* [Texto extraído]
====

# IPCA-15 recua 0,40% em agosto, com queda na energia elétrica e nos alimentos
A prévia da inflação oficial registrou deflação de 0,40% em agosto, informou o Instituto Brasileiro de Geografia e Estatística (IBGE) nesta quarta-feira (26). É o menor resultado para o Índice Nacional de Preços ao Consumidor Amplo 15 (IPCA-15) desde agosto de 2022, quando o indicador caiu 0,73%.
Em julho, o IPCA-15 havia avançado 0,06%. No acumulado de 12 meses, a variação passou a ser de 4,24%.
A redução nas contas de energia, decorrente do Bônus de Itaipu, foi o principal fator de alívio no índice. A energia elétrica residencial ficou 6,25% mais barata no mês, com impacto de -0,26 ponto percentual no resultado geral.
Entre os nove grupos pesquisados, cinco apresentaram queda de preços. Habitação recuou 1,41%, transportes tiveram baixa de 1% e alimentação e bebidas caíram 0,57%. Também houve deflação em vestuário, de 0,20%, e comunicação, de 0,02%.
Por outro lado, registraram alta os grupos de saúde e cuidados pessoais, com avanço de 0,40%; despesas pessoais, com 0,66%; educação, com 0,46%; e artigos de residência, com 0,04%.
A alimentação consumida em casa ficou 0,97% mais barata e influenciou o resultado do grupo de alimentos e bebidas. Entre os principais recuos, o tomate caiu 27,38%, a batata-inglesa teve redução de 25,14%, a cenoura recuou 17,05% e o café moído ficou 2,31% mais barato.

====

* [Extrato do material]
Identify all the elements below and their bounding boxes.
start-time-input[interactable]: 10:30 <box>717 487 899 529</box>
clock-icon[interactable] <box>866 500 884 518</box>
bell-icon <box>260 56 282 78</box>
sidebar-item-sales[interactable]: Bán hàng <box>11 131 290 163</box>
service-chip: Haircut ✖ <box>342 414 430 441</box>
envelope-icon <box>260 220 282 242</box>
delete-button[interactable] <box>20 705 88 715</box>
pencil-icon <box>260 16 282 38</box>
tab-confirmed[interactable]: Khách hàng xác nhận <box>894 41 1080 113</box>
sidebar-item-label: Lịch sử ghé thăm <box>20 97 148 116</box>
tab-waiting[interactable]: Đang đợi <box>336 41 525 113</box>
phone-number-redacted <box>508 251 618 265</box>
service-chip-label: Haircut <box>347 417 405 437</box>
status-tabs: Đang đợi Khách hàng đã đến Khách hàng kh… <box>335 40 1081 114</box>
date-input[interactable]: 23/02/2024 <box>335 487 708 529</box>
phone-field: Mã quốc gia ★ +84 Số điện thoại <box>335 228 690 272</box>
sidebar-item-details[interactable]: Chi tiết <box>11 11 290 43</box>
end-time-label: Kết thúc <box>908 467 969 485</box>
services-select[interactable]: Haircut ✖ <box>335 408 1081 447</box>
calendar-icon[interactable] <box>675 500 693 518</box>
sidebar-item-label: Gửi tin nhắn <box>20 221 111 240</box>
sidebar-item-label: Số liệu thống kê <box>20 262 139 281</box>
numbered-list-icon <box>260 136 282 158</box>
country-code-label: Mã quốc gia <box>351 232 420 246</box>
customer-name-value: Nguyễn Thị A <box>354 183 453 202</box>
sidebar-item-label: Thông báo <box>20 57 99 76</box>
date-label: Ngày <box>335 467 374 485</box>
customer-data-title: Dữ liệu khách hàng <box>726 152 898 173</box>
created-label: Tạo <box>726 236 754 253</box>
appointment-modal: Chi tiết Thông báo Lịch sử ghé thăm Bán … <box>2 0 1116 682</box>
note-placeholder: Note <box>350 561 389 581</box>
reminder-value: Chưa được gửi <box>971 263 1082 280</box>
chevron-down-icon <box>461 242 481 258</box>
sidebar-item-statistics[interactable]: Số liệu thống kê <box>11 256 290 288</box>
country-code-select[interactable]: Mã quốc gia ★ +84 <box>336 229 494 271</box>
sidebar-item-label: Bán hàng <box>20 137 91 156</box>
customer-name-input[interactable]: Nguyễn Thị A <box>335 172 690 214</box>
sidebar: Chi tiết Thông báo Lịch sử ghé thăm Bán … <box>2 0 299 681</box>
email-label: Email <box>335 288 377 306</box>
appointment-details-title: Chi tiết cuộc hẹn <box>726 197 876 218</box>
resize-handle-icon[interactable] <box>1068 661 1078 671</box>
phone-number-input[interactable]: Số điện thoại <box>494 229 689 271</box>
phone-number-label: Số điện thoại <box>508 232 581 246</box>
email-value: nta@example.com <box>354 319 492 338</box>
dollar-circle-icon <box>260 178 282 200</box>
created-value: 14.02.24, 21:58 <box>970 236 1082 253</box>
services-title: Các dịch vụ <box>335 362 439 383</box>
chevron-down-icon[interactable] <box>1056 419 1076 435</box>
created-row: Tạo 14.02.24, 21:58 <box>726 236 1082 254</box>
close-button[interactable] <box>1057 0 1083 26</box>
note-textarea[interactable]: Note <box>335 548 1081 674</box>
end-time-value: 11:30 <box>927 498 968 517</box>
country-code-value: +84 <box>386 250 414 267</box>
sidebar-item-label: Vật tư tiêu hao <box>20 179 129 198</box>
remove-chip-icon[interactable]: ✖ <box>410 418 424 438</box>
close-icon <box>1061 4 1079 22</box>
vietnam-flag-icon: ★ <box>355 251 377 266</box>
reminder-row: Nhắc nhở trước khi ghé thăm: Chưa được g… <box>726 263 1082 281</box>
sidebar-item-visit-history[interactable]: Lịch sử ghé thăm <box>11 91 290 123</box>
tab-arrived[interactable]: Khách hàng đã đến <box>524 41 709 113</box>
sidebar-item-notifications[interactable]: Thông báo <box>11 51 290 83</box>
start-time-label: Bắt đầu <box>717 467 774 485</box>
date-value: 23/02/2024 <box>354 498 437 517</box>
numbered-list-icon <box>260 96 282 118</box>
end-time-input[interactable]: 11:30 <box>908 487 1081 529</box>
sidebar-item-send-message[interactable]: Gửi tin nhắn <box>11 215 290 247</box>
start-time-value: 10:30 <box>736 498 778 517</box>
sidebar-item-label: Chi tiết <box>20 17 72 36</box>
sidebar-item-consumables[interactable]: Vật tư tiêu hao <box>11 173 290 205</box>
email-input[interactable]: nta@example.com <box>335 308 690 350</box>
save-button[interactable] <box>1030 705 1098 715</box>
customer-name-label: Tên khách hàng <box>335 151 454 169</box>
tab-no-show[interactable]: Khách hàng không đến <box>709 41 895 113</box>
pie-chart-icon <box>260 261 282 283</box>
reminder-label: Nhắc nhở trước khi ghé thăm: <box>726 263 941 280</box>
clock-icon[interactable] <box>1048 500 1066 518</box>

====

Dê continuidade à notícia sobre o recuo do IPCA-15 em agosto, começando logo após a última frase. O material não é necessário para realizar as tarefas.

No grupo de transportes, as passagens aéreas tiveram queda de 13,30%. Os combustíveis recuaram, em média, 1,43%, com baixas de 3,63% no etanol, 1,23% na gasolina e 0,71% no óleo diesel.
O IPCA-15 segue metodologia semelhante à do IPCA, índice oficial de inflação utilizado como referência na meta estabelecida pelo governo, de 3% em 12 meses, com margem de tolerância de 1,5 ponto percentual para cima ou para baixo.
A principal diferença entre os indicadores está no período de coleta e na abrangência territorial. Para o resultado de agosto, os preços do IPCA-15 foram pesquisados entre 16 de julho e 14 de agosto.
A pesquisa considera uma cesta de 367 produtos e serviços consumidos por famílias com renda entre um e 40 salários mínimos. O levantamento é realizado em 11 localidades, incluindo nove regiões metropolitanas, além de Brasília e Goiânia.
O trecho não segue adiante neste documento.